• RECORDS SUPPLIED:
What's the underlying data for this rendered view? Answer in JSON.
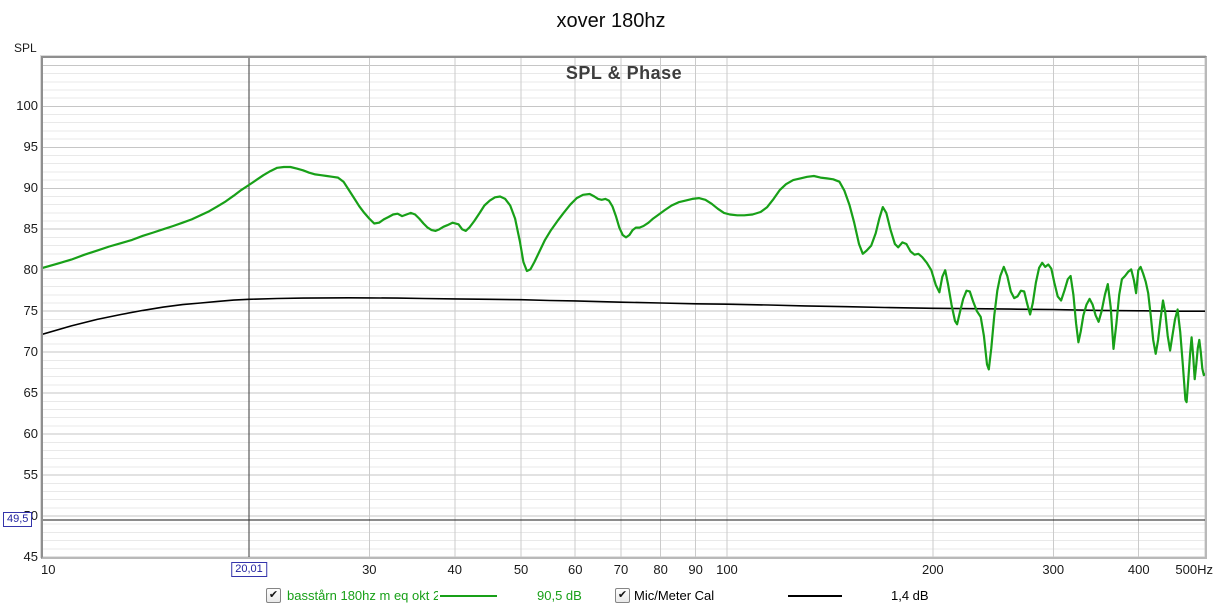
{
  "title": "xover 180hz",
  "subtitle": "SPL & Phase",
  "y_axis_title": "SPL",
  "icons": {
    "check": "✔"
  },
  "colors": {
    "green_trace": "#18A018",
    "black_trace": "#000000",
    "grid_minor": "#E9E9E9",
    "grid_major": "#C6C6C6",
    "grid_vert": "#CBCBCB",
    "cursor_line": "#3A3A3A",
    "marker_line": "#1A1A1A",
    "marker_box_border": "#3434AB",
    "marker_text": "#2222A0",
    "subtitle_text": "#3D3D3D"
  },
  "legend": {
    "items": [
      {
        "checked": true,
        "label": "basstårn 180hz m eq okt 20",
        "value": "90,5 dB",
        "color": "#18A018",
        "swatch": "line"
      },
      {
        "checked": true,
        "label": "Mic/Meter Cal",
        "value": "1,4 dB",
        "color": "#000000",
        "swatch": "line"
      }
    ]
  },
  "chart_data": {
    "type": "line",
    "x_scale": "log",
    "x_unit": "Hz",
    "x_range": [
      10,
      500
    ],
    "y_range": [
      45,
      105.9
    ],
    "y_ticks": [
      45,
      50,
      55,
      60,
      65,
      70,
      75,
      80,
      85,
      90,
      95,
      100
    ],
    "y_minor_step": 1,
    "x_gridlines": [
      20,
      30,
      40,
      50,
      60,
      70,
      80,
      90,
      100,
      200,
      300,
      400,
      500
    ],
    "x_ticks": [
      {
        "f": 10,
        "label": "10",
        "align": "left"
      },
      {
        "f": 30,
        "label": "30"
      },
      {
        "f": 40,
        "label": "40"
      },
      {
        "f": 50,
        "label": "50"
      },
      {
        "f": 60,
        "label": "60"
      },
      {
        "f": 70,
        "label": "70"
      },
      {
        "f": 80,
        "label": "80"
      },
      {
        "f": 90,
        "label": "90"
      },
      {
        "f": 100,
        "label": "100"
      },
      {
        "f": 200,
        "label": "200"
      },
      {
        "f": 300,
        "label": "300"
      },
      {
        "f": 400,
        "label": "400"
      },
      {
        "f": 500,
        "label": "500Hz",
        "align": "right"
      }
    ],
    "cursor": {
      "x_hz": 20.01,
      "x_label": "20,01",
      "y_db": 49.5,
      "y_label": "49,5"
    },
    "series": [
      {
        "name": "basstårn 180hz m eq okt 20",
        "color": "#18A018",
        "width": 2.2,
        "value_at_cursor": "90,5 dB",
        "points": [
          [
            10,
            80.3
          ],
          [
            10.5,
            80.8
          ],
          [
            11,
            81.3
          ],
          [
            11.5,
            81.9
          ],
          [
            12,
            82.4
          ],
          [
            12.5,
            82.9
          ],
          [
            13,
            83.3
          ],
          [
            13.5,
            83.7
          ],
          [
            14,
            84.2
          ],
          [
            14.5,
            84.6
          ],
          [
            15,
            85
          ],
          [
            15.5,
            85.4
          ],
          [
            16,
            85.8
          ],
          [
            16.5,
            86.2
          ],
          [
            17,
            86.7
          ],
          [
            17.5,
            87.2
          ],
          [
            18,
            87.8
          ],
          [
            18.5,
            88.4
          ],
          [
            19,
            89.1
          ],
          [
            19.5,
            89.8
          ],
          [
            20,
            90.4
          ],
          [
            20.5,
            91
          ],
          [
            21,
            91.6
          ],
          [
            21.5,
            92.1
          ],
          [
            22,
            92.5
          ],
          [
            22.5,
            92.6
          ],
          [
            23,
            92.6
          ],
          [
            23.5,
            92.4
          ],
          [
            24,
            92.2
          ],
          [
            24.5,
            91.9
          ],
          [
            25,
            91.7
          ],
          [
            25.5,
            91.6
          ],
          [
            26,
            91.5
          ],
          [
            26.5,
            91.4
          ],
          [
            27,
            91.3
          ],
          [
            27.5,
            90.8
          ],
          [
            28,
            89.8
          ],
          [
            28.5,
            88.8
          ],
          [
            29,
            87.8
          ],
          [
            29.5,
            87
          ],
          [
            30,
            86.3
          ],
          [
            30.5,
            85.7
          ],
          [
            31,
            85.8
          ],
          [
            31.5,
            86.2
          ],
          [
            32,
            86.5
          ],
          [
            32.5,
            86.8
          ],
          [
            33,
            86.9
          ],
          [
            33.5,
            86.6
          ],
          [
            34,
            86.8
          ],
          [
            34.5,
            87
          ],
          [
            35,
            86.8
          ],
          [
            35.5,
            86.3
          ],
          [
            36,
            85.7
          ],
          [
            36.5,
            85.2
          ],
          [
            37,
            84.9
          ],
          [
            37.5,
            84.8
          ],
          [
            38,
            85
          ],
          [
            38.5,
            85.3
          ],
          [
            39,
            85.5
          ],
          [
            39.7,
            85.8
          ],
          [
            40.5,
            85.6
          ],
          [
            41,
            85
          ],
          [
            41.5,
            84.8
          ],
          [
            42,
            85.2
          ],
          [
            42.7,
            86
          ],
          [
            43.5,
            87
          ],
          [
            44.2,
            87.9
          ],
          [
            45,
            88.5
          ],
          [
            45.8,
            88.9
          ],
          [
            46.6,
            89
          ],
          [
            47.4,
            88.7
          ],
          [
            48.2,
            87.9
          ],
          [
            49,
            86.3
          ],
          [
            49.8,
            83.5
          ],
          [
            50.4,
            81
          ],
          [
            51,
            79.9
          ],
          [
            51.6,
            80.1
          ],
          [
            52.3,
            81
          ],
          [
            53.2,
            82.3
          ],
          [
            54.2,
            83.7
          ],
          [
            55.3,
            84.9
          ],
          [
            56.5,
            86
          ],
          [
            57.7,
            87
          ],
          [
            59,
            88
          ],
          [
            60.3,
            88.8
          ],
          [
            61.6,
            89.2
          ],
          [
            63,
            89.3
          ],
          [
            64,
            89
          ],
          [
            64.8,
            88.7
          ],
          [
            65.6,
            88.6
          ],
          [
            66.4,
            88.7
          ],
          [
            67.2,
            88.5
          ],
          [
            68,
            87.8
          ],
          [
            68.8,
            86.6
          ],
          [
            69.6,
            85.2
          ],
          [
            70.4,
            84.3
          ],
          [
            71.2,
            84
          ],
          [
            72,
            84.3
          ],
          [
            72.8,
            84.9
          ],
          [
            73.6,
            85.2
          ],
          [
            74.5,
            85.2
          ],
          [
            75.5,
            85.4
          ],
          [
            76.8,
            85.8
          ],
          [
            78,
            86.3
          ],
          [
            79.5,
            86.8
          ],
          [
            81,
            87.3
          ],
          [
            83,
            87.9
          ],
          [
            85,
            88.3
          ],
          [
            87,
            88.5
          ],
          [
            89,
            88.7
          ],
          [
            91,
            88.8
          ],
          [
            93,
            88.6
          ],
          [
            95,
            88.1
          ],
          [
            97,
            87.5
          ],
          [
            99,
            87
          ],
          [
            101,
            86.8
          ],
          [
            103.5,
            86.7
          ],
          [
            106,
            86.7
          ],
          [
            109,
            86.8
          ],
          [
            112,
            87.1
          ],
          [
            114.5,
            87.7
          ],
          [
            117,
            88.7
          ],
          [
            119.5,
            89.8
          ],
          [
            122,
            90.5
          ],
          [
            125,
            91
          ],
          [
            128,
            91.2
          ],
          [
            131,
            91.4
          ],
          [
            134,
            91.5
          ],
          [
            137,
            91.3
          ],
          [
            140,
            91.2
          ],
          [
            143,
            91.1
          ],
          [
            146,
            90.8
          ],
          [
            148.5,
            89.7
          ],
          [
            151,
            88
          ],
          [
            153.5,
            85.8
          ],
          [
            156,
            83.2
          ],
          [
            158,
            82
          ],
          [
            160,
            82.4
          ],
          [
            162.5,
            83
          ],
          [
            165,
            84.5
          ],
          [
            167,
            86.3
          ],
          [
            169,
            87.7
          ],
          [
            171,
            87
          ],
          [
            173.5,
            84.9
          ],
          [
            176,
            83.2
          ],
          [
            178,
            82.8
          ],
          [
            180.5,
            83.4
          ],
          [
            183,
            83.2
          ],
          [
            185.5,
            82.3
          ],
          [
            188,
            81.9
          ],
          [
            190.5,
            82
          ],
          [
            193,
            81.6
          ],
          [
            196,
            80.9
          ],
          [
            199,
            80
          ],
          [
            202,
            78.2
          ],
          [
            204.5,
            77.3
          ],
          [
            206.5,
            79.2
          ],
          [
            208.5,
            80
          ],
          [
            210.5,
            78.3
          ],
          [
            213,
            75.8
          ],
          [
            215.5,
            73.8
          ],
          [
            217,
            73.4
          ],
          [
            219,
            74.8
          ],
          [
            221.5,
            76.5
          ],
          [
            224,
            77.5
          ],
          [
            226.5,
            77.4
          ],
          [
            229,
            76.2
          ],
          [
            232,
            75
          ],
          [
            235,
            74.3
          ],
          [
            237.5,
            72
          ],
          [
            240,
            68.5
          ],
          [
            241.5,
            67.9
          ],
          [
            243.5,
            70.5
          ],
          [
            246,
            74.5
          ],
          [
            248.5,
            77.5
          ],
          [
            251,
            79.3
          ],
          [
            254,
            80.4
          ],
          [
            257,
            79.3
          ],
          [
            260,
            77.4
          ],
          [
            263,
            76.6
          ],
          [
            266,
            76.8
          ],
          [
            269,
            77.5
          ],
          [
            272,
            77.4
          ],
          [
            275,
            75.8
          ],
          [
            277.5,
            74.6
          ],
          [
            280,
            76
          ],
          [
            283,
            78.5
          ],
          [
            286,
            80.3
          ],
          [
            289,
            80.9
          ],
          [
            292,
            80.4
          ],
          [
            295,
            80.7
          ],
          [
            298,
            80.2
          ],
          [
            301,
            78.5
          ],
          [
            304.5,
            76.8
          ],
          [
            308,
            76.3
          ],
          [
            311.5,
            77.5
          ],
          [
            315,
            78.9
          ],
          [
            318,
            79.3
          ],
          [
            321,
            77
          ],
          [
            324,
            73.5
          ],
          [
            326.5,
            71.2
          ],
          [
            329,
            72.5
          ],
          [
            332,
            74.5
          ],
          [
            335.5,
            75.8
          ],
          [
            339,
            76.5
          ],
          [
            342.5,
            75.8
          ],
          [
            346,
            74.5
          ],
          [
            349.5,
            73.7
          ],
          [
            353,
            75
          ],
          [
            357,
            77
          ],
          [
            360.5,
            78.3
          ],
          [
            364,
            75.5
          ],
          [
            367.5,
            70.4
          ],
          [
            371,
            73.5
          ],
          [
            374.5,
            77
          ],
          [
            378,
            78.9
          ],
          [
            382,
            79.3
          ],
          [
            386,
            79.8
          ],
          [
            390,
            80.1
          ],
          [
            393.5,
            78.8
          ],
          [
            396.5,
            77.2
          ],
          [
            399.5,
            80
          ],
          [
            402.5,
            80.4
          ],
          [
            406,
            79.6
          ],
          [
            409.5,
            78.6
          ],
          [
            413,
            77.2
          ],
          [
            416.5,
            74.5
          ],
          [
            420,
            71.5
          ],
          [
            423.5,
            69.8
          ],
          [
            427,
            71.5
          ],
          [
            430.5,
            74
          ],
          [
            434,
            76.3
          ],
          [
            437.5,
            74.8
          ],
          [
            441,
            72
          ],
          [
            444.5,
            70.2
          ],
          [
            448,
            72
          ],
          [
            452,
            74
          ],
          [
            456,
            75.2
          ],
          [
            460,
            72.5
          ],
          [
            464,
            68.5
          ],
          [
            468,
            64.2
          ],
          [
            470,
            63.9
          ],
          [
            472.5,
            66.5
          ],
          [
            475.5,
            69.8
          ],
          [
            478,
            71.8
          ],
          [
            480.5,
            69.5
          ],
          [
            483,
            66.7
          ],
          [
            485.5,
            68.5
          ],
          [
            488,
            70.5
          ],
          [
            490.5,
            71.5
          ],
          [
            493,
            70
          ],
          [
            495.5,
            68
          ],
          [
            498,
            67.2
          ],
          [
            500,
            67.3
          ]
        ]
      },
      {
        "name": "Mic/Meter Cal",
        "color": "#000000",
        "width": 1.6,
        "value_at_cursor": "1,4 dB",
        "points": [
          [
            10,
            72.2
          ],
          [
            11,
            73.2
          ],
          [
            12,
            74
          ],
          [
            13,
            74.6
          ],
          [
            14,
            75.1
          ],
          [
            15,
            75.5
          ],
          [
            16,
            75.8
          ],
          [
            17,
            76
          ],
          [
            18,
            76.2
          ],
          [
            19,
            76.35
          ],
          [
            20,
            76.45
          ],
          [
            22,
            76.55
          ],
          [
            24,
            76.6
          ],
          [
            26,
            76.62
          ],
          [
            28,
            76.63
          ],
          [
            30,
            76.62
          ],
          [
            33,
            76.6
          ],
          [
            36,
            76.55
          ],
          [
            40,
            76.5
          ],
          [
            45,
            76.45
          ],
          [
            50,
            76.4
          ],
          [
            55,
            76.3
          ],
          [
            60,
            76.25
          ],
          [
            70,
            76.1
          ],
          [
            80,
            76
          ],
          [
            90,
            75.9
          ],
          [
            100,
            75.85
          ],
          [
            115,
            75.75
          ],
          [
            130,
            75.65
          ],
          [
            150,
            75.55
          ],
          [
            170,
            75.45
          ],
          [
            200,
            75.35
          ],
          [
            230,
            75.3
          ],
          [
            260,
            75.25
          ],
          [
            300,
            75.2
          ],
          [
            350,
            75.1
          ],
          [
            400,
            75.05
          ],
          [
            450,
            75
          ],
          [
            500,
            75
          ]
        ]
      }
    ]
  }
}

==

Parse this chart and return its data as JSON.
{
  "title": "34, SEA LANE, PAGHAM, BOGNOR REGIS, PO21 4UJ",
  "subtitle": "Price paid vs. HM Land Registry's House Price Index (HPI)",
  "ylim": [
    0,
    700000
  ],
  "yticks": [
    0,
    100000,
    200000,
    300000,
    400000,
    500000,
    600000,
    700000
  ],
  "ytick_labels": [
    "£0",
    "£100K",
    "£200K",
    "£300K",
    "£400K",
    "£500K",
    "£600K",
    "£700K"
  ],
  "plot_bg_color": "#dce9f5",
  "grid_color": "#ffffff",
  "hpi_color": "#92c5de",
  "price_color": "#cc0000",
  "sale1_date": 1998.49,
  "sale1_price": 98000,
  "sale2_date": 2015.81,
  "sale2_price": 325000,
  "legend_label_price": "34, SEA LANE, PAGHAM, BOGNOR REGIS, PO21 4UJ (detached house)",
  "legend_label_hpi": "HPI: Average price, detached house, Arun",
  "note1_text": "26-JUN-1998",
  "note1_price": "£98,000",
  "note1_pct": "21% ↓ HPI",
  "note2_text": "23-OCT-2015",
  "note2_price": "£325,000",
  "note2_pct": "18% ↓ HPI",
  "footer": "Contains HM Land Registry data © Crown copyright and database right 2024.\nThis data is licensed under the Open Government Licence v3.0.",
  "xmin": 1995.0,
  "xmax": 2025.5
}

--

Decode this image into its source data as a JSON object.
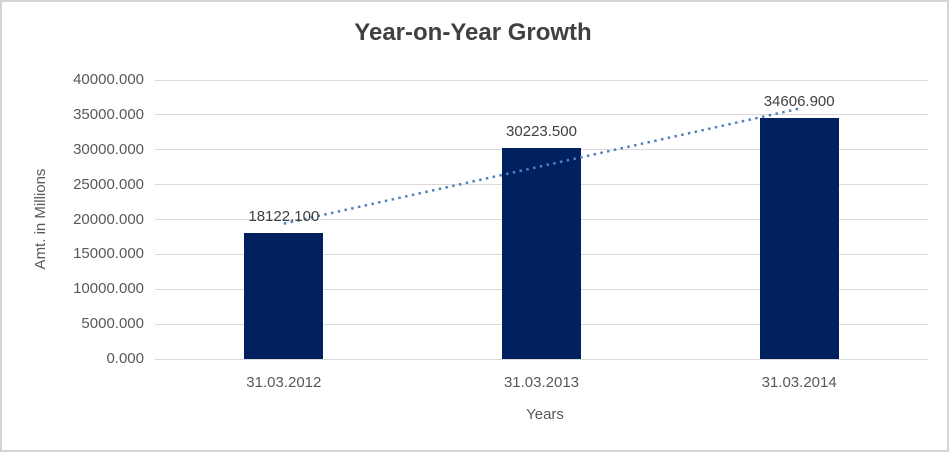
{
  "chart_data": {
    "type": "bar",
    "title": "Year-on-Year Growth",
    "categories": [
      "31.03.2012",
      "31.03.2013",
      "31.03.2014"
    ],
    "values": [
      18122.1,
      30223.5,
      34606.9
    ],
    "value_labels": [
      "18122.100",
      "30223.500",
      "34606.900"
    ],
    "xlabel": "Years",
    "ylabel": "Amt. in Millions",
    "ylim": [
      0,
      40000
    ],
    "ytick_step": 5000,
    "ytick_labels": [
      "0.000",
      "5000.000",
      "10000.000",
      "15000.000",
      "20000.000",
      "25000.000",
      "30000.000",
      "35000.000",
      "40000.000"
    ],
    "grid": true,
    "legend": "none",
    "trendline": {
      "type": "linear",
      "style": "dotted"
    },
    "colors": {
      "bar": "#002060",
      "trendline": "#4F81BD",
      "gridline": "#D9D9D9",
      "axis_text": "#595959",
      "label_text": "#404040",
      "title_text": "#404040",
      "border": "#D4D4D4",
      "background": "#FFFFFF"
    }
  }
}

• WHAT YOU HAVE TO DO:
Copy all lines from the data that hold the word "LANE".

• RESULT:
  "title": "34, SEA LANE, PAGHAM, BOGNOR REGIS, PO21 4UJ",
  "legend_label_price": "34, SEA LANE, PAGHAM, BOGNOR REGIS, PO21 4UJ (detached house)",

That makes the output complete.